Go through every entry and rename "candle-body" to "bar-body", leaving all other text unchanged.
* Start Material *
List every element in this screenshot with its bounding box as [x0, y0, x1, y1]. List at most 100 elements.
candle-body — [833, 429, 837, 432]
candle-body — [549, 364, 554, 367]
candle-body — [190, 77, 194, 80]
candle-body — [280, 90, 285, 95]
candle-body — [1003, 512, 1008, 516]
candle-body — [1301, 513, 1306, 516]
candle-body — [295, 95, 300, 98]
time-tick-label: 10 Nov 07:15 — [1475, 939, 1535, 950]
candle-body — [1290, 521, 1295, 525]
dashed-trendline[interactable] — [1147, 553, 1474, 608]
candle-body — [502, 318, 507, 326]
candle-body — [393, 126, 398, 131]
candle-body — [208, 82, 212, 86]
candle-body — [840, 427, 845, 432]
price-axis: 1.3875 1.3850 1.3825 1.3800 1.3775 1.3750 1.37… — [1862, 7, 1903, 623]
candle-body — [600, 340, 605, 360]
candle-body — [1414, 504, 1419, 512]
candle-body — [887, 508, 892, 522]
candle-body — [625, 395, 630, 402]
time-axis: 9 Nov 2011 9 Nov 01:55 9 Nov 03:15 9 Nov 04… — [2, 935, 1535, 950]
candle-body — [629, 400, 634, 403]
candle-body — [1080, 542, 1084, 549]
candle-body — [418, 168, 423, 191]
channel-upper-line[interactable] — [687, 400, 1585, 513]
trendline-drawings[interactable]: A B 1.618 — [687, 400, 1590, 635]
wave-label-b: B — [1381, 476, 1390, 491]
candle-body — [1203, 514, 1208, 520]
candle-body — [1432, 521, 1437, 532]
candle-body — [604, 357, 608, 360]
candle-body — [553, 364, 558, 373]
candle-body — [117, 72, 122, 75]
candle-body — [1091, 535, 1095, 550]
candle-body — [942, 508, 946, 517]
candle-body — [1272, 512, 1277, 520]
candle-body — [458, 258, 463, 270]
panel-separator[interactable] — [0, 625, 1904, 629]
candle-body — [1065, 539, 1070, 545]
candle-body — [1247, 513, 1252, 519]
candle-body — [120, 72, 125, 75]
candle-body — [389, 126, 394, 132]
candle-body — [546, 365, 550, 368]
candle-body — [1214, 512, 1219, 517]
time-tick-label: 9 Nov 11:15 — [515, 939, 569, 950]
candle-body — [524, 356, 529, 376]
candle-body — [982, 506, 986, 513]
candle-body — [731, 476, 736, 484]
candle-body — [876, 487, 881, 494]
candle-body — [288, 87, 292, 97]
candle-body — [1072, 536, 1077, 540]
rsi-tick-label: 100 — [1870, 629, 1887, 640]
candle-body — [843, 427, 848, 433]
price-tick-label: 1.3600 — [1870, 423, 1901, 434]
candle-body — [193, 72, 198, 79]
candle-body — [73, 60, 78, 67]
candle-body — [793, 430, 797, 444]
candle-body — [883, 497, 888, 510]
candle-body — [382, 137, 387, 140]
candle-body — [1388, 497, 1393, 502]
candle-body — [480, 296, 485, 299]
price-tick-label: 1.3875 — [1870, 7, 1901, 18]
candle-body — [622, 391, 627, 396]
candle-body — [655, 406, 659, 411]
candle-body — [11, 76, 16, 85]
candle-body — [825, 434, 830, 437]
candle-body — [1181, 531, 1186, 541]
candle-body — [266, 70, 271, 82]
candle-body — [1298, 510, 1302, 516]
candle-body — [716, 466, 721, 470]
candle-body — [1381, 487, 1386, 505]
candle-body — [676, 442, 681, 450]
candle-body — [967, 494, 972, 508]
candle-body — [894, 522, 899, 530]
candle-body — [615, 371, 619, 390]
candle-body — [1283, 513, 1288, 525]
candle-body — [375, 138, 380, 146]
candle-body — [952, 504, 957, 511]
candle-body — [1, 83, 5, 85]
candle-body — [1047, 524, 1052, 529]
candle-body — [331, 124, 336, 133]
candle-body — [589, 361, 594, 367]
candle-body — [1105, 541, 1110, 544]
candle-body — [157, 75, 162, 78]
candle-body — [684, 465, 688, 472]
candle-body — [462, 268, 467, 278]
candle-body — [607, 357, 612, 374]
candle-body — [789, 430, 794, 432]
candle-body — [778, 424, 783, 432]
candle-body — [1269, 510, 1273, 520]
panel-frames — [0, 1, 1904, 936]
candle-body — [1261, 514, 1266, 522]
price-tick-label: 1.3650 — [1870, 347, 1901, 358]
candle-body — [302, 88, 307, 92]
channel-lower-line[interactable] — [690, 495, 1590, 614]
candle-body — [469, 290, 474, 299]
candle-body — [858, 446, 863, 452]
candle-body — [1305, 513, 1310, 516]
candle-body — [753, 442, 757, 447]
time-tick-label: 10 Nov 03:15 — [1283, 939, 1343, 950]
* End Material *
Solution below
List every element in this screenshot with its bounding box as [x0, y0, x1, y1]. List at most 100 elements.
bar-body — [833, 429, 837, 432]
bar-body — [549, 364, 554, 367]
bar-body — [190, 77, 194, 80]
bar-body — [280, 90, 285, 95]
bar-body — [1003, 512, 1008, 516]
bar-body — [1301, 513, 1306, 516]
bar-body — [295, 95, 300, 98]
time-tick-label: 10 Nov 07:15 — [1475, 939, 1535, 950]
bar-body — [1290, 521, 1295, 525]
dashed-trendline[interactable] — [1147, 553, 1474, 608]
bar-body — [502, 318, 507, 326]
bar-body — [393, 126, 398, 131]
bar-body — [208, 82, 212, 86]
bar-body — [840, 427, 845, 432]
price-axis: 1.3875 1.3850 1.3825 1.3800 1.3775 1.3750 1.37… — [1862, 7, 1903, 623]
bar-body — [600, 340, 605, 360]
bar-body — [1414, 504, 1419, 512]
bar-body — [887, 508, 892, 522]
bar-body — [625, 395, 630, 402]
time-axis: 9 Nov 2011 9 Nov 01:55 9 Nov 03:15 9 Nov 04… — [2, 935, 1535, 950]
bar-body — [629, 400, 634, 403]
bar-body — [1080, 542, 1084, 549]
bar-body — [418, 168, 423, 191]
channel-upper-line[interactable] — [687, 400, 1585, 513]
trendline-drawings[interactable]: A B 1.618 — [687, 400, 1590, 635]
wave-label-b: B — [1381, 476, 1390, 491]
bar-body — [1203, 514, 1208, 520]
bar-body — [1432, 521, 1437, 532]
bar-body — [604, 357, 608, 360]
bar-body — [553, 364, 558, 373]
bar-body — [117, 72, 122, 75]
bar-body — [1091, 535, 1095, 550]
bar-body — [942, 508, 946, 517]
bar-body — [1272, 512, 1277, 520]
bar-body — [458, 258, 463, 270]
panel-separator[interactable] — [0, 625, 1904, 629]
bar-body — [1065, 539, 1070, 545]
bar-body — [1247, 513, 1252, 519]
bar-body — [120, 72, 125, 75]
bar-body — [389, 126, 394, 132]
bar-body — [546, 365, 550, 368]
bar-body — [1214, 512, 1219, 517]
time-tick-label: 9 Nov 11:15 — [515, 939, 569, 950]
bar-body — [524, 356, 529, 376]
bar-body — [982, 506, 986, 513]
bar-body — [731, 476, 736, 484]
bar-body — [876, 487, 881, 494]
bar-body — [288, 87, 292, 97]
bar-body — [1072, 536, 1077, 540]
rsi-tick-label: 100 — [1870, 629, 1887, 640]
bar-body — [843, 427, 848, 433]
price-tick-label: 1.3600 — [1870, 423, 1901, 434]
bar-body — [193, 72, 198, 79]
bar-body — [73, 60, 78, 67]
bar-body — [793, 430, 797, 444]
bar-body — [883, 497, 888, 510]
bar-body — [382, 137, 387, 140]
bar-body — [1388, 497, 1393, 502]
bar-body — [480, 296, 485, 299]
price-tick-label: 1.3875 — [1870, 7, 1901, 18]
bar-body — [622, 391, 627, 396]
bar-body — [655, 406, 659, 411]
bar-body — [11, 76, 16, 85]
bar-body — [825, 434, 830, 437]
bar-body — [1181, 531, 1186, 541]
bar-body — [266, 70, 271, 82]
bar-body — [1298, 510, 1302, 516]
bar-body — [716, 466, 721, 470]
bar-body — [1381, 487, 1386, 505]
bar-body — [676, 442, 681, 450]
bar-body — [967, 494, 972, 508]
bar-body — [894, 522, 899, 530]
bar-body — [615, 371, 619, 390]
bar-body — [1283, 513, 1288, 525]
bar-body — [375, 138, 380, 146]
bar-body — [952, 504, 957, 511]
bar-body — [1, 83, 5, 85]
bar-body — [1047, 524, 1052, 529]
bar-body — [331, 124, 336, 133]
bar-body — [589, 361, 594, 367]
bar-body — [1105, 541, 1110, 544]
bar-body — [157, 75, 162, 78]
bar-body — [684, 465, 688, 472]
bar-body — [462, 268, 467, 278]
bar-body — [607, 357, 612, 374]
bar-body — [789, 430, 794, 432]
bar-body — [778, 424, 783, 432]
bar-body — [1269, 510, 1273, 520]
panel-frames — [0, 1, 1904, 936]
bar-body — [1261, 514, 1266, 522]
price-tick-label: 1.3650 — [1870, 347, 1901, 358]
bar-body — [302, 88, 307, 92]
channel-lower-line[interactable] — [690, 495, 1590, 614]
bar-body — [469, 290, 474, 299]
bar-body — [858, 446, 863, 452]
bar-body — [1305, 513, 1310, 516]
bar-body — [753, 442, 757, 447]
time-tick-label: 10 Nov 03:15 — [1283, 939, 1343, 950]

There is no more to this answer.